== Provided data ==
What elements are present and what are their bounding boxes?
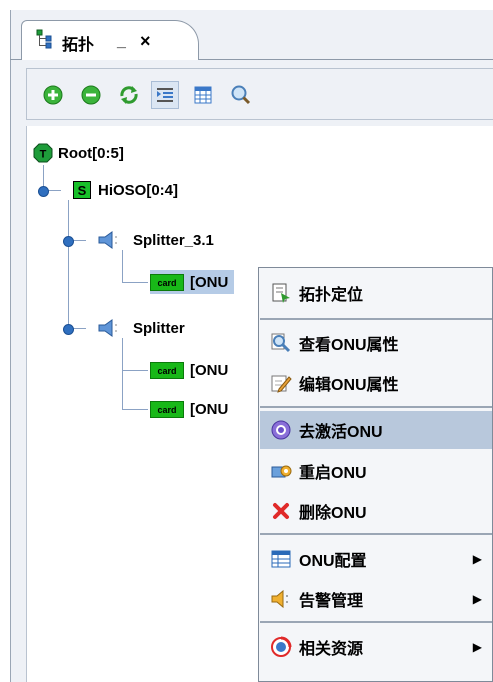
tree-node-splitter[interactable]: Splitter_3.1 [97, 228, 214, 252]
menu-item-onu-config[interactable]: ONU配置 ▶ [260, 540, 492, 578]
tree-node-olt[interactable]: S HiOSO[0:4] [73, 178, 178, 202]
menu-item-resources[interactable]: 相关资源 ▶ [260, 628, 492, 666]
submenu-arrow-icon: ▶ [472, 592, 482, 606]
tree-node-onu[interactable]: card [ONU [150, 270, 235, 294]
table-icon[interactable] [189, 81, 217, 109]
expand-toggle[interactable] [63, 236, 74, 247]
tree-node-onu[interactable]: card [ONU [150, 397, 228, 421]
remove-icon[interactable] [77, 81, 105, 109]
tree-node-label: Root[0:5] [58, 144, 124, 162]
menu-item-locate[interactable]: 拓扑定位 [260, 274, 492, 312]
menu-separator [260, 621, 492, 623]
splitter-icon [97, 230, 121, 250]
submenu-arrow-icon: ▶ [472, 640, 482, 654]
locate-icon [270, 282, 292, 304]
tree-line [68, 200, 69, 330]
card-icon: card [150, 400, 184, 418]
server-icon: S [73, 181, 91, 199]
view-props-icon [270, 332, 292, 354]
tree-node-splitter[interactable]: Splitter [97, 316, 185, 340]
toolbar [26, 68, 493, 120]
expand-toggle[interactable] [63, 324, 74, 335]
tree-line [122, 370, 148, 371]
menu-separator [260, 406, 492, 408]
card-icon: card [150, 273, 184, 291]
tree-node-label: Splitter [133, 319, 185, 337]
refresh-icon[interactable] [115, 81, 143, 109]
expand-toggle[interactable] [38, 186, 49, 197]
edit-props-icon [270, 372, 292, 394]
menu-item-delete[interactable]: 删除ONU [260, 492, 492, 530]
splitter-icon [97, 318, 121, 338]
delete-icon [270, 500, 292, 522]
tab-topology[interactable]: 拓扑 _ × [21, 20, 199, 60]
config-icon [270, 548, 292, 570]
indent-icon[interactable] [151, 81, 179, 109]
search-icon[interactable] [227, 81, 255, 109]
tree-node-onu[interactable]: card [ONU [150, 358, 228, 382]
tree-node-label: [ONU [190, 400, 229, 418]
deactivate-icon [270, 419, 292, 441]
root-icon: T [33, 143, 53, 163]
menu-item-deactivate[interactable]: 去激活ONU [260, 411, 492, 449]
context-menu: 拓扑定位 查看ONU属性 编辑ONU属性 去激活ONU 重启ONU 删除ONU [258, 267, 493, 682]
submenu-arrow-icon: ▶ [472, 552, 482, 566]
tree-line [122, 282, 148, 283]
tab-baseline [10, 59, 21, 60]
tree-node-label: Splitter_3.1 [133, 231, 214, 249]
restart-icon [270, 460, 292, 482]
menu-separator [260, 318, 492, 320]
resource-icon [270, 636, 292, 658]
menu-item-edit-props[interactable]: 编辑ONU属性 [260, 364, 492, 402]
menu-item-alarm[interactable]: 告警管理 ▶ [260, 580, 492, 618]
tree-node-label: [ONU [190, 273, 229, 291]
topology-icon [36, 29, 54, 49]
tree-line [122, 409, 148, 410]
tree-node-root[interactable]: T Root[0:5] [33, 141, 124, 165]
card-icon: card [150, 361, 184, 379]
svg-text:T: T [40, 149, 47, 161]
tree-node-label: [ONU [190, 361, 229, 379]
menu-item-view-props[interactable]: 查看ONU属性 [260, 324, 492, 362]
minimize-button[interactable]: _ [117, 33, 126, 51]
add-icon[interactable] [39, 81, 67, 109]
tree-line [122, 250, 123, 282]
menu-separator [260, 533, 492, 535]
close-button[interactable]: × [140, 31, 151, 52]
svg-text:S: S [78, 183, 87, 198]
tree-line [122, 338, 123, 410]
tab-title: 拓扑 [62, 37, 95, 54]
tab-baseline [199, 59, 493, 60]
tree-node-label: HiOSO[0:4] [98, 181, 179, 199]
alarm-icon [270, 588, 292, 610]
menu-item-restart[interactable]: 重启ONU [260, 452, 492, 490]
===
Objective
Print the lines of the records verbatim, beginning at the line containing "228, 214, 252]" and stopping after the line containing "refresh-icon[interactable] [115, 81, 143, 109]".

Problem solution
tree-node-splitter[interactable]: Splitter_3.1 [97, 228, 214, 252]
menu-item-onu-config[interactable]: ONU配置 ▶ [260, 540, 492, 578]
tree-node-olt[interactable]: S HiOSO[0:4] [73, 178, 178, 202]
menu-item-resources[interactable]: 相关资源 ▶ [260, 628, 492, 666]
submenu-arrow-icon: ▶ [472, 592, 482, 606]
tree-node-onu[interactable]: card [ONU [150, 270, 235, 294]
table-icon[interactable] [189, 81, 217, 109]
expand-toggle[interactable] [63, 236, 74, 247]
tree-node-onu[interactable]: card [ONU [150, 397, 228, 421]
remove-icon[interactable] [77, 81, 105, 109]
tree-node-label: Root[0:5] [58, 144, 124, 162]
menu-item-locate[interactable]: 拓扑定位 [260, 274, 492, 312]
menu-separator [260, 621, 492, 623]
splitter-icon [97, 230, 121, 250]
submenu-arrow-icon: ▶ [472, 640, 482, 654]
locate-icon [270, 282, 292, 304]
tree-line [68, 200, 69, 330]
card-icon: card [150, 400, 184, 418]
server-icon: S [73, 181, 91, 199]
view-props-icon [270, 332, 292, 354]
tree-node-splitter[interactable]: Splitter [97, 316, 185, 340]
toolbar [26, 68, 493, 120]
expand-toggle[interactable] [63, 324, 74, 335]
tree-line [122, 370, 148, 371]
menu-separator [260, 406, 492, 408]
card-icon: card [150, 273, 184, 291]
tree-node-label: Splitter [133, 319, 185, 337]
refresh-icon[interactable] [115, 81, 143, 109]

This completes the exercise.